**GIVEN ENTRIES:**
##############################
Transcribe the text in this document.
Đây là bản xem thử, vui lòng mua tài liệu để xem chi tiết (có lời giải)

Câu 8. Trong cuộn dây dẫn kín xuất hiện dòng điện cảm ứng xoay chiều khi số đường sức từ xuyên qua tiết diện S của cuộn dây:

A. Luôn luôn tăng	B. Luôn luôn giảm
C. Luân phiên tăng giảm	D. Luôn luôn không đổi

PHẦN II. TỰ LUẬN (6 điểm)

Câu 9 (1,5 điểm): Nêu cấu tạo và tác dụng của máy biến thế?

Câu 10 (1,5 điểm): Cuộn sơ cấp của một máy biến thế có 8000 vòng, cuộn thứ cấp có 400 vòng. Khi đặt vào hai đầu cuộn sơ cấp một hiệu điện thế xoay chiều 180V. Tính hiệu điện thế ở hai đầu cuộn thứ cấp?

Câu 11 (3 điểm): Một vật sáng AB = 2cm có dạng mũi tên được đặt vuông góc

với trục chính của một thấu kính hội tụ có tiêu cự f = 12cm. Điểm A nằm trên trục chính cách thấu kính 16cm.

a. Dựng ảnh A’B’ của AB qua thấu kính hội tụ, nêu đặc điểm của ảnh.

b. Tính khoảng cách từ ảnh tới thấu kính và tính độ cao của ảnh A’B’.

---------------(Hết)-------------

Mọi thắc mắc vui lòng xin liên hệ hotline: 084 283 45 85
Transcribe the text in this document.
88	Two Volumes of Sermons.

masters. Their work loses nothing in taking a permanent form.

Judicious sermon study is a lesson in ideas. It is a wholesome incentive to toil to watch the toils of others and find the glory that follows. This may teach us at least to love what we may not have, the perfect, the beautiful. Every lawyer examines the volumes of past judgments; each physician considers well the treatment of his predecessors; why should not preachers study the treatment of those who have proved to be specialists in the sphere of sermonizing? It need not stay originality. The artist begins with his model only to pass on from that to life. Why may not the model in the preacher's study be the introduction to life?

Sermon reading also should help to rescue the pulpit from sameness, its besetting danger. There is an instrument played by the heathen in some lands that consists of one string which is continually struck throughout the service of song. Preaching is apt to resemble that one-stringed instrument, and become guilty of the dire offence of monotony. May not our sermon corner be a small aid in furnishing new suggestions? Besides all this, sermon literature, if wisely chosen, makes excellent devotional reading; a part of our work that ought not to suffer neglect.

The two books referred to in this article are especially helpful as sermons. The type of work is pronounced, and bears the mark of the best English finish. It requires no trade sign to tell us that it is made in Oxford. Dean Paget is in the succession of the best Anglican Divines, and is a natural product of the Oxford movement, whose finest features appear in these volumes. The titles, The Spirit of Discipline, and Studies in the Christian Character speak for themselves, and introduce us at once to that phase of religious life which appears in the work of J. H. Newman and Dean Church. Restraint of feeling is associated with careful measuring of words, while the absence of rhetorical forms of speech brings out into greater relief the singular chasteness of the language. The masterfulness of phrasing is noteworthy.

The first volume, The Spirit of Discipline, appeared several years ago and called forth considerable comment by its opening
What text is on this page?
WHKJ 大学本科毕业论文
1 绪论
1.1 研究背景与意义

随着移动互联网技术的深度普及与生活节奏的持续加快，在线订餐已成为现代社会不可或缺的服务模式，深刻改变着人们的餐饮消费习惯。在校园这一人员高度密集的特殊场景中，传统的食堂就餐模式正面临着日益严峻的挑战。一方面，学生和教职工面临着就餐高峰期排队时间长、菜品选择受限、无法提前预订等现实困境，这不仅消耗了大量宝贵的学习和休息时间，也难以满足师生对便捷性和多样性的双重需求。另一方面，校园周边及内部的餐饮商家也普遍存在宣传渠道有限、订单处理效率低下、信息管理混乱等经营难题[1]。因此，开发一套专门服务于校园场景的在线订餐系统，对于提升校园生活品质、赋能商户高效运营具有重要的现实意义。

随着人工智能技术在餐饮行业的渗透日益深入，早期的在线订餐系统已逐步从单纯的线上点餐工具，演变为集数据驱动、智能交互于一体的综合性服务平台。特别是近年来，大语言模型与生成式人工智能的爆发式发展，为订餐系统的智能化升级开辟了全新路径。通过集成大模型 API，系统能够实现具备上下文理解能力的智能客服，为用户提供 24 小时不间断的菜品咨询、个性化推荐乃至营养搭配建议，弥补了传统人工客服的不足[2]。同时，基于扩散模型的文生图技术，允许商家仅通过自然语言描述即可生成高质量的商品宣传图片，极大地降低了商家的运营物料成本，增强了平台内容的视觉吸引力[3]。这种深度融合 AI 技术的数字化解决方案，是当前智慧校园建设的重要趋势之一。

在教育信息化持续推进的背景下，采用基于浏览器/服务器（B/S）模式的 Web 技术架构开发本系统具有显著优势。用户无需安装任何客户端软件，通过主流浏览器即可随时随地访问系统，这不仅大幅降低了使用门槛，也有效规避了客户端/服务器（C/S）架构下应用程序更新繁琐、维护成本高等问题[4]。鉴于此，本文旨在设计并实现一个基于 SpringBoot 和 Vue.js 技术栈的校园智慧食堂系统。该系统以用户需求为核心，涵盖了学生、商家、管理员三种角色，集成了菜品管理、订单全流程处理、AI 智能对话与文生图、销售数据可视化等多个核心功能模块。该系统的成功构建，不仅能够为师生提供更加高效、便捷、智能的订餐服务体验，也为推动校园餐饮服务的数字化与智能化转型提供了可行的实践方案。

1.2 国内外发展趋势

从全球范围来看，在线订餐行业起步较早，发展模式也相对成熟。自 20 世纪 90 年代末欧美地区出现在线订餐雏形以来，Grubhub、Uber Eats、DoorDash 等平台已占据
##############################
**WHAT YOU ARE ASKED TO DO:** Copy and report every line where the word "chiều" is present.

**ANSWER FOR THE TASK:**
Câu 8. Trong cuộn dây dẫn kín xuất hiện dòng điện cảm ứng xoay chiều khi số đường sức từ xuyên qua tiết diện S của cuộn dây:
Câu 10 (1,5 điểm): Cuộn sơ cấp của một máy biến thế có 8000 vòng, cuộn thứ cấp có 400 vòng. Khi đặt vào hai đầu cuộn sơ cấp một hiệu điện thế xoay chiều 180V. Tính hiệu điện thế ở hai đầu cuộn thứ cấp?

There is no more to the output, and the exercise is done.